> [EXERCISE DIRECTIONS]:
Pull out every line below that contains the word "因材施教".

> [RECORDS FOR THE TASK]:
**********
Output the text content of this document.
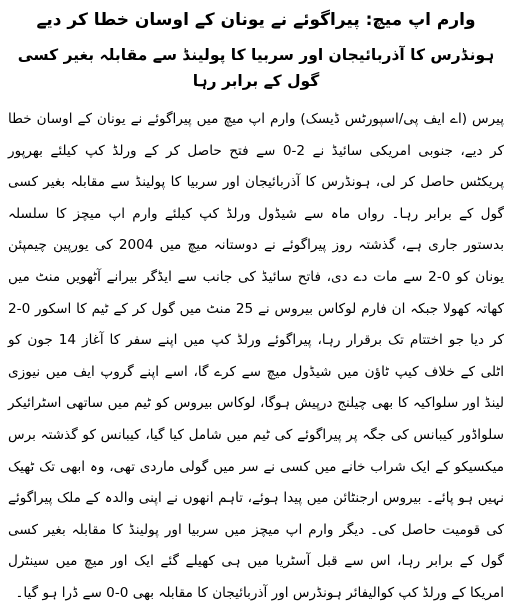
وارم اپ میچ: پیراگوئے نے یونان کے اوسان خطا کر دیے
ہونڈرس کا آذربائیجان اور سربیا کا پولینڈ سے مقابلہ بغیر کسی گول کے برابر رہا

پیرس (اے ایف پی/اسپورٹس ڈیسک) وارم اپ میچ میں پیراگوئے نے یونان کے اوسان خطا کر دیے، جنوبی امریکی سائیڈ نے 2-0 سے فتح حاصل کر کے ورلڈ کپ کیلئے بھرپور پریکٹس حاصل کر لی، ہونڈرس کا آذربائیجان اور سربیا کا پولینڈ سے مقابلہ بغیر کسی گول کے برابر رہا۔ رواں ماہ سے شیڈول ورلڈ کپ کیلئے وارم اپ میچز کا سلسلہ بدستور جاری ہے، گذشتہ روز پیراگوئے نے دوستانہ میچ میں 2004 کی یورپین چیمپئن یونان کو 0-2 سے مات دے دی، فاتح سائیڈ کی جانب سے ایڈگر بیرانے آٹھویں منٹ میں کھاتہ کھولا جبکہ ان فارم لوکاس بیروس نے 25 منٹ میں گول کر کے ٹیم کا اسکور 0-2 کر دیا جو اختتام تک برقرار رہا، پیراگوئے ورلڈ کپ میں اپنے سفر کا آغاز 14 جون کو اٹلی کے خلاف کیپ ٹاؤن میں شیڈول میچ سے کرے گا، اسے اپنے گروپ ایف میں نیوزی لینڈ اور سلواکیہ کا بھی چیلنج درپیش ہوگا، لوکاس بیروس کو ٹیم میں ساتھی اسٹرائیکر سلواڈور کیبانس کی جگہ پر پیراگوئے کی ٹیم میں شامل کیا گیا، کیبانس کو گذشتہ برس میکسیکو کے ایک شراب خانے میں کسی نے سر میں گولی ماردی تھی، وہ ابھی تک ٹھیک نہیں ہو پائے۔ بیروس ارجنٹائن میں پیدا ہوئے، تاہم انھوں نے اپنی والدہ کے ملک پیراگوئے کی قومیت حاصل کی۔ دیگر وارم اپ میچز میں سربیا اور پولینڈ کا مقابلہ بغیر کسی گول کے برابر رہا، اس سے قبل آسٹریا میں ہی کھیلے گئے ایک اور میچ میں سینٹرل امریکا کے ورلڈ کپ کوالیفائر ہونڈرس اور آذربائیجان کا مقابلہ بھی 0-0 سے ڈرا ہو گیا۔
**********
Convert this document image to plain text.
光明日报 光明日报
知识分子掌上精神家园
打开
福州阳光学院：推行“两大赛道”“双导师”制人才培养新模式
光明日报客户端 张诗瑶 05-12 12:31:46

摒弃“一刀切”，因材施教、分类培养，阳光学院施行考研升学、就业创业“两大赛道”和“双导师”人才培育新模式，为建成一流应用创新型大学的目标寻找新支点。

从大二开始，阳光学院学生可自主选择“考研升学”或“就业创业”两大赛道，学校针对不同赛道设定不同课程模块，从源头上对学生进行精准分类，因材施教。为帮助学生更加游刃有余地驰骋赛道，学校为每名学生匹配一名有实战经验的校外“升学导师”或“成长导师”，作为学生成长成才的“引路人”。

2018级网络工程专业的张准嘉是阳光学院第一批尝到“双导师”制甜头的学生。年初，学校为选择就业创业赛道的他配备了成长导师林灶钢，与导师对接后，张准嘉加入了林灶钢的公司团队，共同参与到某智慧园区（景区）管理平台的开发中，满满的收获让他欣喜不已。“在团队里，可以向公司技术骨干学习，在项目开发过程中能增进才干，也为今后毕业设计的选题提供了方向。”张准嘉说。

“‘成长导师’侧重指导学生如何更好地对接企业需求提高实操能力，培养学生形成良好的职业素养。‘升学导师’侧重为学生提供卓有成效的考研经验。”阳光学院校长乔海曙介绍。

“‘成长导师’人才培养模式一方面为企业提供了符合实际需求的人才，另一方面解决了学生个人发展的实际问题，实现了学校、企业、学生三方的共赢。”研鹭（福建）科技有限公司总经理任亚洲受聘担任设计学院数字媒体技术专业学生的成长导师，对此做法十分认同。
**********
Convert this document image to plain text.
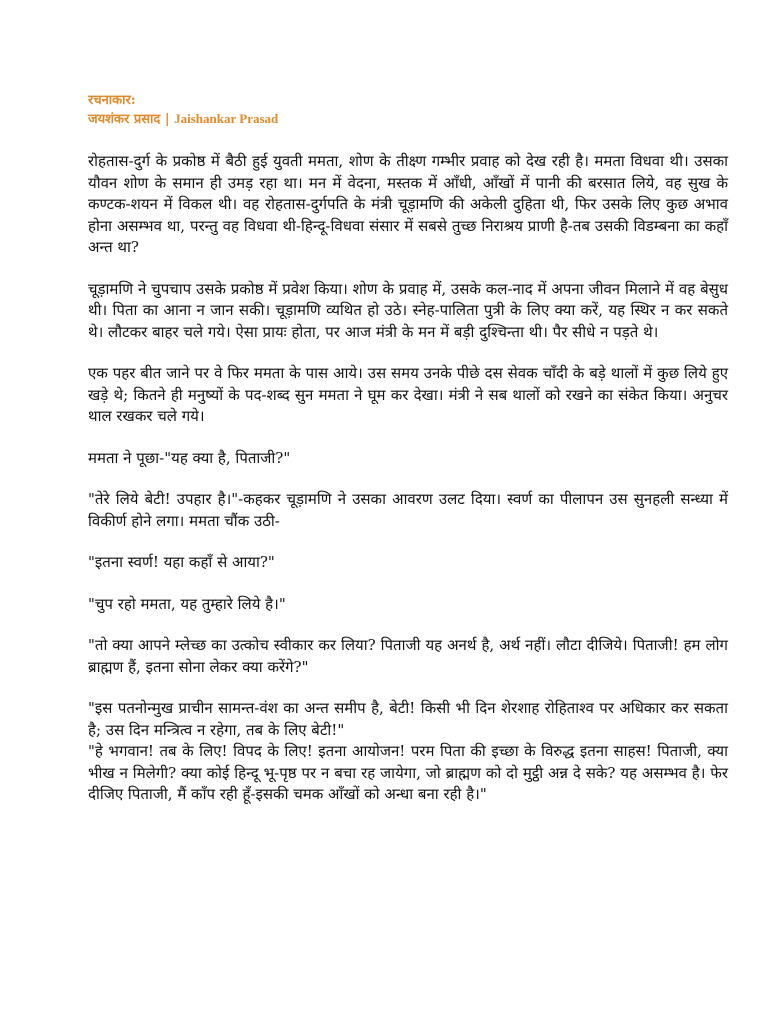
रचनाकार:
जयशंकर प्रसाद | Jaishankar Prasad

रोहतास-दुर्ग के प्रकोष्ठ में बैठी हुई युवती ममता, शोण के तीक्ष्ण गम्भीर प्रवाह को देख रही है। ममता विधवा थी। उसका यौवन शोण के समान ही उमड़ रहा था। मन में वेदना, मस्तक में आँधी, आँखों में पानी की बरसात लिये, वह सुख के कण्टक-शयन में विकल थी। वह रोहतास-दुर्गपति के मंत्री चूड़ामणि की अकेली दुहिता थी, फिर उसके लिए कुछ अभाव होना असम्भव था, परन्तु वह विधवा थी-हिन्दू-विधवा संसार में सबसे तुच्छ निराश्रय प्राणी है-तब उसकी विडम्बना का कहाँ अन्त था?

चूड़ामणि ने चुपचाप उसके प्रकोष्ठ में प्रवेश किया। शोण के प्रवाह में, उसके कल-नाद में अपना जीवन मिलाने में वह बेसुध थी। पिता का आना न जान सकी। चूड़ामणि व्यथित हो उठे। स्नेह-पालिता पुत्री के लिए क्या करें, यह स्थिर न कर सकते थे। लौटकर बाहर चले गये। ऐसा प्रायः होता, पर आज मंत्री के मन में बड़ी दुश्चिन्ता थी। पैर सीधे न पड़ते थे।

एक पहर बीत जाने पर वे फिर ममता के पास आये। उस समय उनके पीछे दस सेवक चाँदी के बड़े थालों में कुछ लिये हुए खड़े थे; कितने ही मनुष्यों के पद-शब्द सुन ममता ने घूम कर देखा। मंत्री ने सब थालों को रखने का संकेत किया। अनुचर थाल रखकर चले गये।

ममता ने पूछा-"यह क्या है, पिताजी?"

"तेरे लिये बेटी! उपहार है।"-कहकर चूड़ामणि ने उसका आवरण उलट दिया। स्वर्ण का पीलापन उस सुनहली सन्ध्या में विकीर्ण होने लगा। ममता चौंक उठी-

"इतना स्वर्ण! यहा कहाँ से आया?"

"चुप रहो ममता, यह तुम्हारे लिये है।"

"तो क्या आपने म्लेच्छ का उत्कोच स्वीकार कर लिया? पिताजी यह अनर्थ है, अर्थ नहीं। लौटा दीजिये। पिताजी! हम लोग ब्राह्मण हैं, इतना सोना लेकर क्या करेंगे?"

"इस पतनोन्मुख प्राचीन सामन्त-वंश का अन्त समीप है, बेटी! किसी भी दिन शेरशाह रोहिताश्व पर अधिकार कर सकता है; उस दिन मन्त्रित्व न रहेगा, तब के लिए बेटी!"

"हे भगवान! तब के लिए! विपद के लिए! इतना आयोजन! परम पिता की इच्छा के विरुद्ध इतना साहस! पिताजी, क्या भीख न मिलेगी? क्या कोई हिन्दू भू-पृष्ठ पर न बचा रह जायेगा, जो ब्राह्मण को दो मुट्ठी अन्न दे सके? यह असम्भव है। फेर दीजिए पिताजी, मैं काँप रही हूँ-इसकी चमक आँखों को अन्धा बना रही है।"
**********
> [OUTPUT FOR THIS EXERCISE]:
摒弃“一刀切”，因材施教、分类培养，阳光学院施行考研升学、就业创业“两大赛道”和“双导师”人才培育新模式，为建成一流应用创新型大学的目标寻找新支点。
从大二开始，阳光学院学生可自主选择“考研升学”或“就业创业”两大赛道，学校针对不同赛道设定不同课程模块，从源头上对学生进行精准分类，因材施教。为帮助学生更加游刃有余地驰骋赛道，学校为每名学生匹配一名有实战经验的校外“升学导师”或“成长导师”，作为学生成长成才的“引路人”。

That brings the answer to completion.